» **Set exercise**
Quote, without change, all of the lines that follow.
* Begin *
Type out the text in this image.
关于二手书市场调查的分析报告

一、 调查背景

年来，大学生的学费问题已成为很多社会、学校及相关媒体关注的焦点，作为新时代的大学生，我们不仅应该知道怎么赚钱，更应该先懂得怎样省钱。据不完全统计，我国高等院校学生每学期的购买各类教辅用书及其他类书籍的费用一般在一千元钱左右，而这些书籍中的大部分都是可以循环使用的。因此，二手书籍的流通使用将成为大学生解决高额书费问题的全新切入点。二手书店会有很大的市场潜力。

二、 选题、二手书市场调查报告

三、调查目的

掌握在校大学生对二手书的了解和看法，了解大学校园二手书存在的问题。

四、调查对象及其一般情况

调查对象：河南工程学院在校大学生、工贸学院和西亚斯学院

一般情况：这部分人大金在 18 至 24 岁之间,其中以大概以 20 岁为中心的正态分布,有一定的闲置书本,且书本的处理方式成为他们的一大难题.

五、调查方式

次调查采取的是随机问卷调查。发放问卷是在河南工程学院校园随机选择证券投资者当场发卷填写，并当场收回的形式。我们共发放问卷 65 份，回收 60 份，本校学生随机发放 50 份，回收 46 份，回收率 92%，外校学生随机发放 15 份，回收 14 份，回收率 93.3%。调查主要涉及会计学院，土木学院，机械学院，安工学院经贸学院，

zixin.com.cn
* End *
» **Result below**
Type out the text in this image.
关于二手书市场调查的分析报告

一、 调查背景

年来，大学生的学费问题已成为很多社会、学校及相关媒体关注的焦点，作为新时代的大学生，我们不仅应该知道怎么赚钱，更应该先懂得怎样省钱。据不完全统计，我国高等院校学生每学期的购买各类教辅用书及其他类书籍的费用一般在一千元钱左右，而这些书籍中的大部分都是可以循环使用的。因此，二手书籍的流通使用将成为大学生解决高额书费问题的全新切入点。二手书店会有很大的市场潜力。

二、 选题、二手书市场调查报告

三、调查目的

掌握在校大学生对二手书的了解和看法，了解大学校园二手书存在的问题。

四、调查对象及其一般情况

调查对象：河南工程学院在校大学生、工贸学院和西亚斯学院

一般情况：这部分人大金在 18 至 24 岁之间,其中以大概以 20 岁为中心的正态分布,有一定的闲置书本,且书本的处理方式成为他们的一大难题.

五、调查方式

次调查采取的是随机问卷调查。发放问卷是在河南工程学院校园随机选择证券投资者当场发卷填写，并当场收回的形式。我们共发放问卷 65 份，回收 60 份，本校学生随机发放 50 份，回收 46 份，回收率 92%，外校学生随机发放 15 份，回收 14 份，回收率 93.3%。调查主要涉及会计学院，土木学院，机械学院，安工学院经贸学院，

zixin.com.cn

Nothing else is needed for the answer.